_Task objective_: Look through the data below and return each line where "mantener" appears.

Begin Task data

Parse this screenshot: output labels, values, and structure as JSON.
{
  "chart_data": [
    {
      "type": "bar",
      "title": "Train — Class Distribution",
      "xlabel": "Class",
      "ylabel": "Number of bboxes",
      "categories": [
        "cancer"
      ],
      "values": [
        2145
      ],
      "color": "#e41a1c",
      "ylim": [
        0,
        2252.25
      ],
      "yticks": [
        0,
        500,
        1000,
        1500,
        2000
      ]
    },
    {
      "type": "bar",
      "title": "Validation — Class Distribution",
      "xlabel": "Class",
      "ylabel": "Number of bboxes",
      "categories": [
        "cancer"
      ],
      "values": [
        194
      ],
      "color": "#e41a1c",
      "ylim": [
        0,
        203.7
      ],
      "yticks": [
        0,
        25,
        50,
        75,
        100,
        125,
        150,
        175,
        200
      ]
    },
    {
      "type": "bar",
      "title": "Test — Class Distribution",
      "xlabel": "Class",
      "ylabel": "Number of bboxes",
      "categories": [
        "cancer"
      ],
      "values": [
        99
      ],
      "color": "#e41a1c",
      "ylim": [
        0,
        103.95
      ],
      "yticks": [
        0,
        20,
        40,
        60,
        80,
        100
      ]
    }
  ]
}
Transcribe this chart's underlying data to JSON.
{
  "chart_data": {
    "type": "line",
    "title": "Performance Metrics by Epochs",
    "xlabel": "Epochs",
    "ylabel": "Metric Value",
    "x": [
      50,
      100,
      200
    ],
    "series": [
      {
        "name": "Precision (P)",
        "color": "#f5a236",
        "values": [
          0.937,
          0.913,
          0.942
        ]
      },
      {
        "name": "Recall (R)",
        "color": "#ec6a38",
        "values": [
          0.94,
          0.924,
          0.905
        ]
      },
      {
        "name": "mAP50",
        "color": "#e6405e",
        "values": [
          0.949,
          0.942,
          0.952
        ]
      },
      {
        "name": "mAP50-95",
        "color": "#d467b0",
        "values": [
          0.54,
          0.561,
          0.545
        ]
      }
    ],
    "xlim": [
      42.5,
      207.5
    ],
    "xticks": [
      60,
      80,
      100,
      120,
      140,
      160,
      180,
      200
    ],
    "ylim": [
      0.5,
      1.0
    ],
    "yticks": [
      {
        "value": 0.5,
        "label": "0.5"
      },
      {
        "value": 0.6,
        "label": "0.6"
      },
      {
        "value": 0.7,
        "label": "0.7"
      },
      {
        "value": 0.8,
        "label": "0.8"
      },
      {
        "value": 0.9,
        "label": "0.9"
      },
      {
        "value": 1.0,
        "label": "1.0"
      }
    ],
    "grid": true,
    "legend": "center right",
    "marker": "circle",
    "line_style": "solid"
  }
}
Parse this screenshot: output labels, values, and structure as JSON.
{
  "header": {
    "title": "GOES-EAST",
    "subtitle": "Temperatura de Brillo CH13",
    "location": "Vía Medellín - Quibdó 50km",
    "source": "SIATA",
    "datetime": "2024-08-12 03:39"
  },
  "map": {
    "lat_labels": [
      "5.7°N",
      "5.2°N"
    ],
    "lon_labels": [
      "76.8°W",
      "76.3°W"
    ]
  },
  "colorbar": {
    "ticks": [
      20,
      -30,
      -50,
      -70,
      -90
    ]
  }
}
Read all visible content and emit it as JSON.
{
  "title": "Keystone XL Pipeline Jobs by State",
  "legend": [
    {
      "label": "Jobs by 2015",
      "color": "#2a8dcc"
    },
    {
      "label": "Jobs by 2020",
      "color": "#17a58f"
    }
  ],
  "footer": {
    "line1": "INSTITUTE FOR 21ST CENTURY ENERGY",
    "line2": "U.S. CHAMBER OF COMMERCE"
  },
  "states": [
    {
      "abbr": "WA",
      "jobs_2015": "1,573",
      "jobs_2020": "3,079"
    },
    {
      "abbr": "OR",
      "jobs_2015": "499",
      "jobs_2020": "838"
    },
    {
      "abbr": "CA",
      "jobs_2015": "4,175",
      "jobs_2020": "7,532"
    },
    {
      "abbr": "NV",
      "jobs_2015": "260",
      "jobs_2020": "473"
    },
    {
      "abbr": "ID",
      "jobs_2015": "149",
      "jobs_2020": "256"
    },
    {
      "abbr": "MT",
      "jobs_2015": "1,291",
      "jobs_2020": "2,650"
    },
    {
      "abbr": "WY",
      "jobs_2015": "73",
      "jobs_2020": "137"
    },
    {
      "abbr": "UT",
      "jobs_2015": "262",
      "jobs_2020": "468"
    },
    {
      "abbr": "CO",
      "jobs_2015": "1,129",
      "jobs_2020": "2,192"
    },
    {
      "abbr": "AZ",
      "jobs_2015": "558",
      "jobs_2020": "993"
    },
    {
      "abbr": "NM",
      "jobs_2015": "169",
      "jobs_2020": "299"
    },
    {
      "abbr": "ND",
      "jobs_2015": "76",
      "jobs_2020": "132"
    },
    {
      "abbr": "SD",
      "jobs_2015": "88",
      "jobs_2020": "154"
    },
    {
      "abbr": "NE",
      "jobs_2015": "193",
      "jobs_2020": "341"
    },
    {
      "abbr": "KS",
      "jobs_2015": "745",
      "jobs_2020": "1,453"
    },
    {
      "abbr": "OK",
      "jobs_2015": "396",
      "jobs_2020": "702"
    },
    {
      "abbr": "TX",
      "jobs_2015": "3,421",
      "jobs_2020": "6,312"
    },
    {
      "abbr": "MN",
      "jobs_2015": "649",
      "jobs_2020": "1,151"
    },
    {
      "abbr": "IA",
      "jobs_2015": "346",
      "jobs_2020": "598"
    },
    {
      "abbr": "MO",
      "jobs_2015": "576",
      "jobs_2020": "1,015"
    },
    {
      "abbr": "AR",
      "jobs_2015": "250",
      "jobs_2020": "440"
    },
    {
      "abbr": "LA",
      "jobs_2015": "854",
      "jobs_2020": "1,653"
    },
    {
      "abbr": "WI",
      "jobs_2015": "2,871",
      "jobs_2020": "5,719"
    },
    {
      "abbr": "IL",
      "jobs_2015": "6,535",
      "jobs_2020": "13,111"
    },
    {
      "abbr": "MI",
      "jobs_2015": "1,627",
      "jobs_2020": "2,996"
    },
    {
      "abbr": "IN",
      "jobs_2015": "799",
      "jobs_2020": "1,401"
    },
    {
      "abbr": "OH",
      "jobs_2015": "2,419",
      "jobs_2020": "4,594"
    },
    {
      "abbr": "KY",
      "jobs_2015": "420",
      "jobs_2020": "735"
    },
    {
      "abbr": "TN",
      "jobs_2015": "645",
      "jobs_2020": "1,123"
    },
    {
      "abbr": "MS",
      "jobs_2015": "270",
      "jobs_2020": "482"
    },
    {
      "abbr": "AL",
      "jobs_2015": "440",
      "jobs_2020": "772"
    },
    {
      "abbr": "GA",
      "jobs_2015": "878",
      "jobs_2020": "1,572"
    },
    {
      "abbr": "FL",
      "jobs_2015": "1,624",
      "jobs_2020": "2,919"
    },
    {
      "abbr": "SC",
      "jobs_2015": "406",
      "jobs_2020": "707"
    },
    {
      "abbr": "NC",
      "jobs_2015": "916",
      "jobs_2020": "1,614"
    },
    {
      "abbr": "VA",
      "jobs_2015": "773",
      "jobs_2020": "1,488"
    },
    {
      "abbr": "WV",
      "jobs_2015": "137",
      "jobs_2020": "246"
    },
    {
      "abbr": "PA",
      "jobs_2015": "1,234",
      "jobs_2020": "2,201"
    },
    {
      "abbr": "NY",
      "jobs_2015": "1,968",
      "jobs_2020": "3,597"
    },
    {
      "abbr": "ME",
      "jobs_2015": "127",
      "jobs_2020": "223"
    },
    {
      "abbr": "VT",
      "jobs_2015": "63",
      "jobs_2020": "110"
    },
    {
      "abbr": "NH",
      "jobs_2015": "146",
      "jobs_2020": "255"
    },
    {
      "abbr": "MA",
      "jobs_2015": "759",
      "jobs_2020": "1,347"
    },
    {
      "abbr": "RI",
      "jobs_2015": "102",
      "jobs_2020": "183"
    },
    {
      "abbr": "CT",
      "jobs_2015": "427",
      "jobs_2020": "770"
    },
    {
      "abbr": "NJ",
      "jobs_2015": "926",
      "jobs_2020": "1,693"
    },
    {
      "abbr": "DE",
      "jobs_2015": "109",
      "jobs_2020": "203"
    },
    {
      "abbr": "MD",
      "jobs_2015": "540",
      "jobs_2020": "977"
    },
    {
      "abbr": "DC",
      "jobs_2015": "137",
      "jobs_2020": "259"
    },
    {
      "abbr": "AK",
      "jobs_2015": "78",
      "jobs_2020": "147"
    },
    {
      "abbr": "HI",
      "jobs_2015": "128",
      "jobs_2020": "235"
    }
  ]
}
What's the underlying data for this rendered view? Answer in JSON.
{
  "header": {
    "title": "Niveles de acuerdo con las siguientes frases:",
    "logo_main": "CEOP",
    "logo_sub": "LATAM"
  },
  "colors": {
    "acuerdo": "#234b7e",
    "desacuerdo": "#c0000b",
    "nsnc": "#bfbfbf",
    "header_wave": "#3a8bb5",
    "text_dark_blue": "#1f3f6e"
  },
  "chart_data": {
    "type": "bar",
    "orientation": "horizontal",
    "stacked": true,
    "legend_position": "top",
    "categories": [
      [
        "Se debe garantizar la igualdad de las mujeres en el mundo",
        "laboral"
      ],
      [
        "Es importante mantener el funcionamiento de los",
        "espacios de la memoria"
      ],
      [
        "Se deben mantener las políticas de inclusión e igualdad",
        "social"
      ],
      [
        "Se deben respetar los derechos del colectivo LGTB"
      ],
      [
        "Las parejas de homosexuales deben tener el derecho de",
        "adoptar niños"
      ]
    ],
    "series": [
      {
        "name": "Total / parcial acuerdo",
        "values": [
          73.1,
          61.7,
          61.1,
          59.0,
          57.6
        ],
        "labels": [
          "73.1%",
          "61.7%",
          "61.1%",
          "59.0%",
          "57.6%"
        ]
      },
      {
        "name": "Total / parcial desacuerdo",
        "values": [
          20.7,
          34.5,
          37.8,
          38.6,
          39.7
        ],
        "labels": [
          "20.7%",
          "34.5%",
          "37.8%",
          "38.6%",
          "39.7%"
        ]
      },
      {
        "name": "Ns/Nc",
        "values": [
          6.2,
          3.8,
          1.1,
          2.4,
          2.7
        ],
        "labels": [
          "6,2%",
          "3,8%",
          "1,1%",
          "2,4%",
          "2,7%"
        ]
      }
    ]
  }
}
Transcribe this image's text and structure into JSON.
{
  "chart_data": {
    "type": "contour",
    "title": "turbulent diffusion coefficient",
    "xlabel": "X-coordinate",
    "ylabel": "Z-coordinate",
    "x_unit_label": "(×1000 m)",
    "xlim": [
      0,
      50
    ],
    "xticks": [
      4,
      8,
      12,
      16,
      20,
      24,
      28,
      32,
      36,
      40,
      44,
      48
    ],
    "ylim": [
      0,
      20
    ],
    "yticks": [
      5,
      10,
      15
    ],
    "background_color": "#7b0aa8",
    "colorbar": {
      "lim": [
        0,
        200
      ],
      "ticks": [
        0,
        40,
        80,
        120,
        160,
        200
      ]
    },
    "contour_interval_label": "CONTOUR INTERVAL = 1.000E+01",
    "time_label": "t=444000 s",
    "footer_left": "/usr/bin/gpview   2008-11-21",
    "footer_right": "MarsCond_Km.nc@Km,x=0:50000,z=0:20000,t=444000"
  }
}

End Task data

_Result for this task_:
        "Es importante mantener el funcionamiento de los",
        "Se deben mantener las políticas de inclusión e igualdad",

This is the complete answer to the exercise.